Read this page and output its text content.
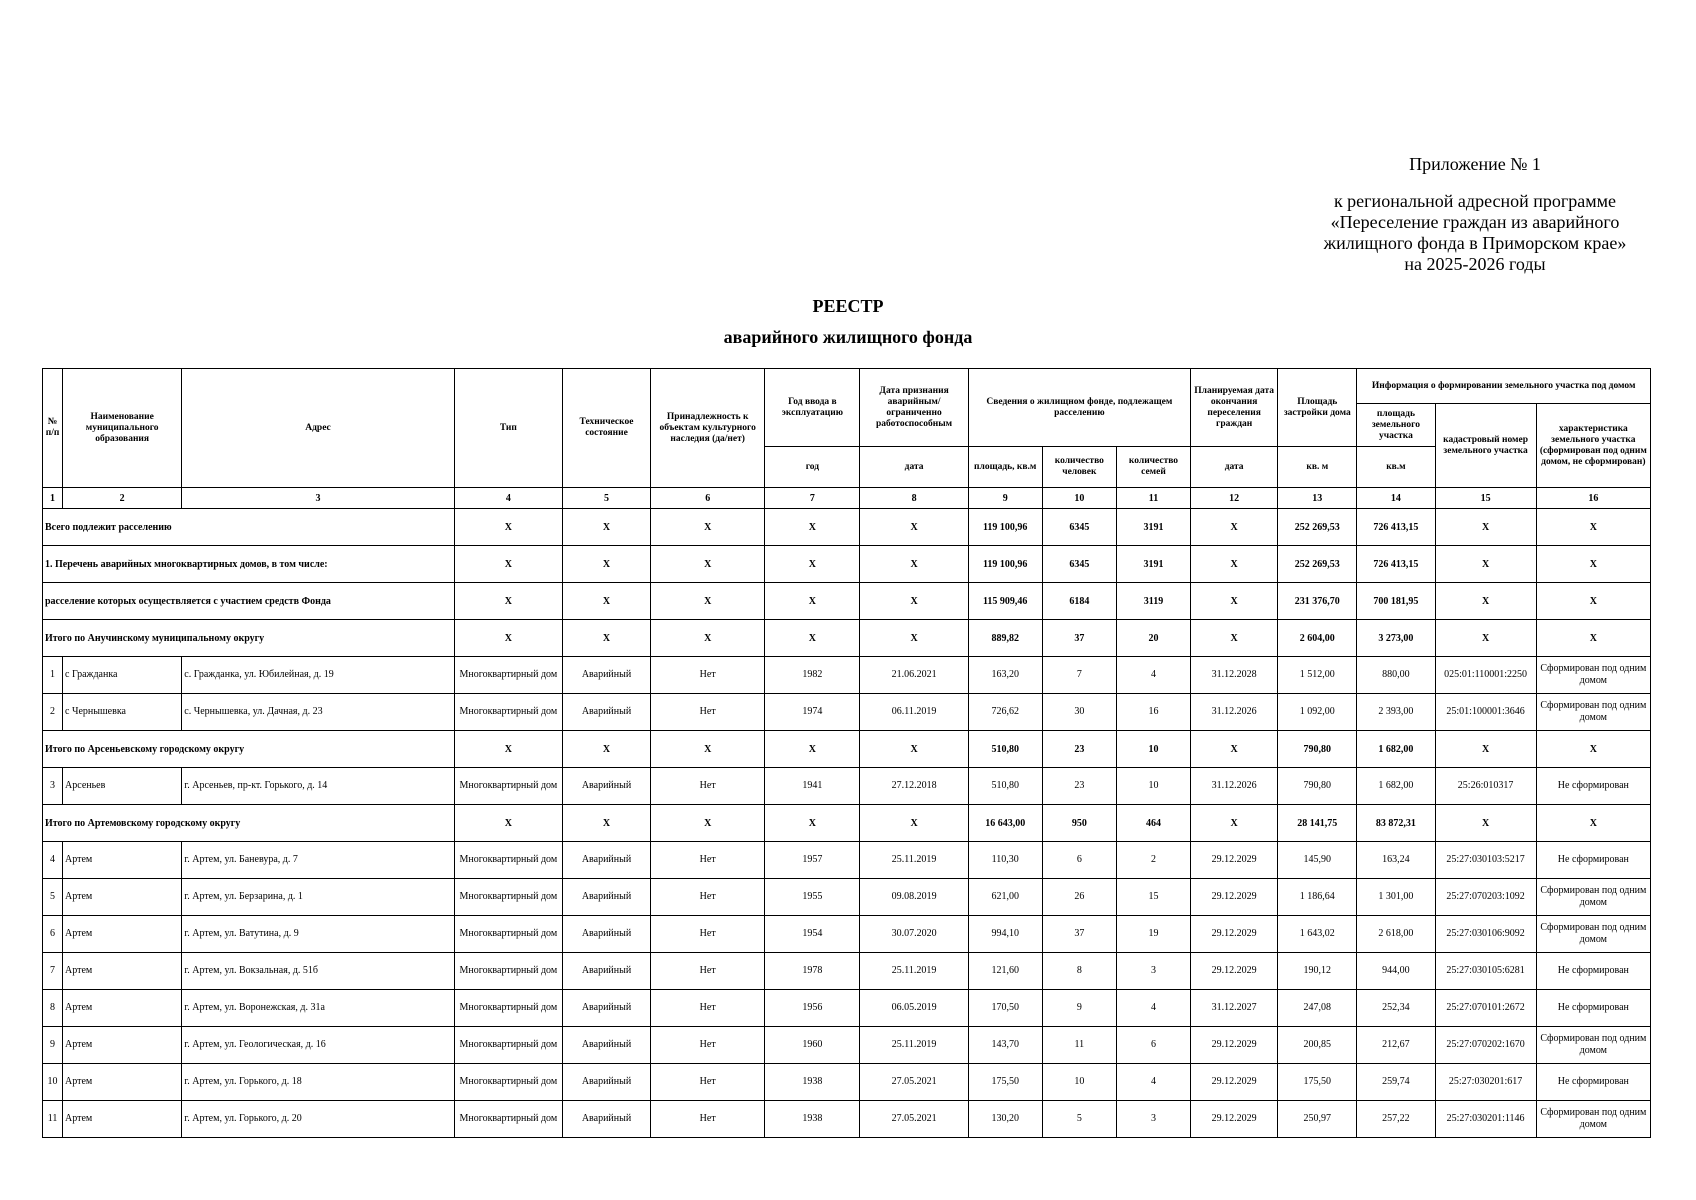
Приложение № 1
к региональной адресной программе
«Переселение граждан из аварийного
жилищного фонда в Приморском крае»
на 2025-2026 годы
РЕЕСТР
аварийного жилищного фонда
№ п/п	Наименование муниципального образования	Адрес	Тип	Техническое состояние	Принадлежность к объектам культурного наследия (да/нет)	Год ввода в эксплуатацию	Дата признания аварийным/ ограниченно работоспособным	Сведения о жилищном фонде, подлежащем расселению			Планируемая дата окончания переселения граждан	Площадь застройки дома	Информация о формировании земельного участка под домом		
													площадь земельного участка	кадастровый номер земельного участка	характеристика земельного участка (сформирован под одним домом, не сформирован)
						год	дата	площадь, кв.м	количество человек	количество семей	дата	кв. м	кв.м		
1	2	3	4	5	6	7	8	9	10	11	12	13	14	15	16
Всего подлежит расселению			X	X	X	X	X	119 100,96	6345	3191	X	252 269,53	726 413,15	X	X
1. Перечень аварийных многоквартирных домов, в том числе:			X	X	X	X	X	119 100,96	6345	3191	X	252 269,53	726 413,15	X	X
расселение которых осуществляется с участием средств Фонда			X	X	X	X	X	115 909,46	6184	3119	X	231 376,70	700 181,95	X	X
Итого по Анучинскому муниципальному округу			X	X	X	X	X	889,82	37	20	X	2 604,00	3 273,00	X	X
1	с Гражданка	с. Гражданка, ул. Юбилейная, д. 19	Многоквартирный дом	Аварийный	Нет	1982	21.06.2021	163,20	7	4	31.12.2028	1 512,00	880,00	025:01:110001:2250	Сформирован под одним домом
2	с Чернышевка	с. Чернышевка, ул. Дачная, д. 23	Многоквартирный дом	Аварийный	Нет	1974	06.11.2019	726,62	30	16	31.12.2026	1 092,00	2 393,00	25:01:100001:3646	Сформирован под одним домом
Итого по Арсеньевскому городскому округу			X	X	X	X	X	510,80	23	10	X	790,80	1 682,00	X	X
3	Арсеньев	г. Арсеньев, пр-кт. Горького, д. 14	Многоквартирный дом	Аварийный	Нет	1941	27.12.2018	510,80	23	10	31.12.2026	790,80	1 682,00	25:26:010317	Не сформирован
Итого по Артемовскому городскому округу			X	X	X	X	X	16 643,00	950	464	X	28 141,75	83 872,31	X	X
4	Артем	г. Артем, ул. Баневура, д. 7	Многоквартирный дом	Аварийный	Нет	1957	25.11.2019	110,30	6	2	29.12.2029	145,90	163,24	25:27:030103:5217	Не сформирован
5	Артем	г. Артем, ул. Берзарина, д. 1	Многоквартирный дом	Аварийный	Нет	1955	09.08.2019	621,00	26	15	29.12.2029	1 186,64	1 301,00	25:27:070203:1092	Сформирован под одним домом
6	Артем	г. Артем, ул. Ватутина, д. 9	Многоквартирный дом	Аварийный	Нет	1954	30.07.2020	994,10	37	19	29.12.2029	1 643,02	2 618,00	25:27:030106:9092	Сформирован под одним домом
7	Артем	г. Артем, ул. Вокзальная, д. 51б	Многоквартирный дом	Аварийный	Нет	1978	25.11.2019	121,60	8	3	29.12.2029	190,12	944,00	25:27:030105:6281	Не сформирован
8	Артем	г. Артем, ул. Воронежская, д. 31а	Многоквартирный дом	Аварийный	Нет	1956	06.05.2019	170,50	9	4	31.12.2027	247,08	252,34	25:27:070101:2672	Не сформирован
9	Артем	г. Артем, ул. Геологическая, д. 16	Многоквартирный дом	Аварийный	Нет	1960	25.11.2019	143,70	11	6	29.12.2029	200,85	212,67	25:27:070202:1670	Сформирован под одним домом
10	Артем	г. Артем, ул. Горького, д. 18	Многоквартирный дом	Аварийный	Нет	1938	27.05.2021	175,50	10	4	29.12.2029	175,50	259,74	25:27:030201:617	Не сформирован
11	Артем	г. Артем, ул. Горького, д. 20	Многоквартирный дом	Аварийный	Нет	1938	27.05.2021	130,20	5	3	29.12.2029	250,97	257,22	25:27:030201:1146	Сформирован под одним домом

******

▸ **Goal of the exercise**: Scan the material above. Copy each line where "Итого" occurs.

▸ **Right answer**:
Итого по Анучинскому муниципальному округу			X	X	X	X	X	889,82	37	20	X	2 604,00	3 273,00	X	X
Итого по Арсеньевскому городскому округу			X	X	X	X	X	510,80	23	10	X	790,80	1 682,00	X	X
Итого по Артемовскому городскому округу			X	X	X	X	X	16 643,00	950	464	X	28 141,75	83 872,31	X	X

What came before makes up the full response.